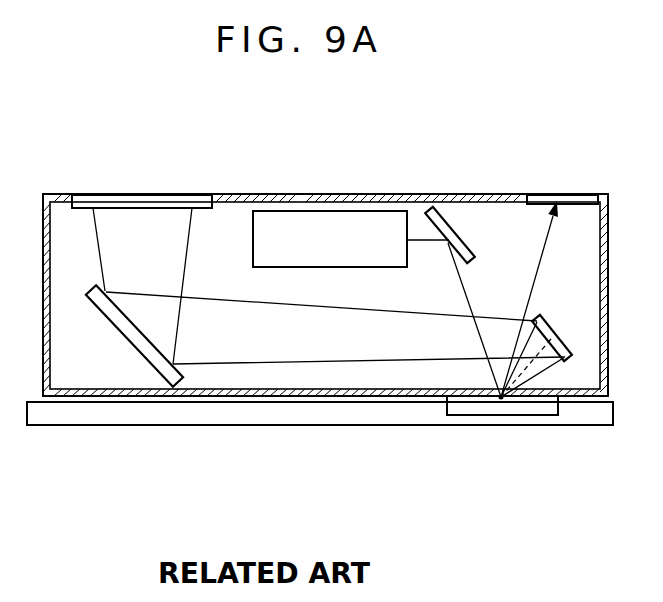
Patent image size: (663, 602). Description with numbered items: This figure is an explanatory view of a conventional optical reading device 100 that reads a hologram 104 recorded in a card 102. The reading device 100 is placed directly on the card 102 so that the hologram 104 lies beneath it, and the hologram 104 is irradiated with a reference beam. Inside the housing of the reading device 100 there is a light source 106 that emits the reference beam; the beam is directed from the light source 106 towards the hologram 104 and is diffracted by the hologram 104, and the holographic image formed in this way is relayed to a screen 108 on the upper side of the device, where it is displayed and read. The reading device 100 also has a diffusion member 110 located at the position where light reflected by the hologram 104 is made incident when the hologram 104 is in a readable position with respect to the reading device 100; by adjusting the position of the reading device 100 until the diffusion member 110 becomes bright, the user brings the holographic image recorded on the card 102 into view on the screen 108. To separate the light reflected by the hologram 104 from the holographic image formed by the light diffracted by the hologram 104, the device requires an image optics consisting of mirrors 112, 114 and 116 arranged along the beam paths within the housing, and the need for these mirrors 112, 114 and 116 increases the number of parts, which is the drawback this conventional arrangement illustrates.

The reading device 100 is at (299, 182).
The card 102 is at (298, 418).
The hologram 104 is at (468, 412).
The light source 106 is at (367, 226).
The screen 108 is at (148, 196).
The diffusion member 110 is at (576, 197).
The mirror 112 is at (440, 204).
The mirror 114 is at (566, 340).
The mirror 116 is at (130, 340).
* * * * * * * * *
What is needed: Could you edit all of the records above so that "explanatory view" reads "illustrative view", leaving every other word unchanged and leaving the pictures out of your answer?

Result:
Patent image size: (663, 602). Description with numbered items: This figure is an illustrative view of a conventional optical reading device 100 that reads a hologram 104 recorded in a card 102. The reading device 100 is placed directly on the card 102 so that the hologram 104 lies beneath it, and the hologram 104 is irradiated with a reference beam. Inside the housing of the reading device 100 there is a light source 106 that emits the reference beam; the beam is directed from the light source 106 towards the hologram 104 and is diffracted by the hologram 104, and the holographic image formed in this way is relayed to a screen 108 on the upper side of the device, where it is displayed and read. The reading device 100 also has a diffusion member 110 located at the position where light reflected by the hologram 104 is made incident when the hologram 104 is in a readable position with respect to the reading device 100; by adjusting the position of the reading device 100 until the diffusion member 110 becomes bright, the user brings the holographic image recorded on the card 102 into view on the screen 108. To separate the light reflected by the hologram 104 from the holographic image formed by the light diffracted by the hologram 104, the device requires an image optics consisting of mirrors 112, 114 and 116 arranged along the beam paths within the housing, and the need for these mirrors 112, 114 and 116 increases the number of parts, which is the drawback this conventional arrangement illustrates.

The reading device 100 is at (299, 182).
The card 102 is at (298, 418).
The hologram 104 is at (468, 412).
The light source 106 is at (367, 226).
The screen 108 is at (148, 196).
The diffusion member 110 is at (576, 197).
The mirror 112 is at (440, 204).
The mirror 114 is at (566, 340).
The mirror 116 is at (130, 340).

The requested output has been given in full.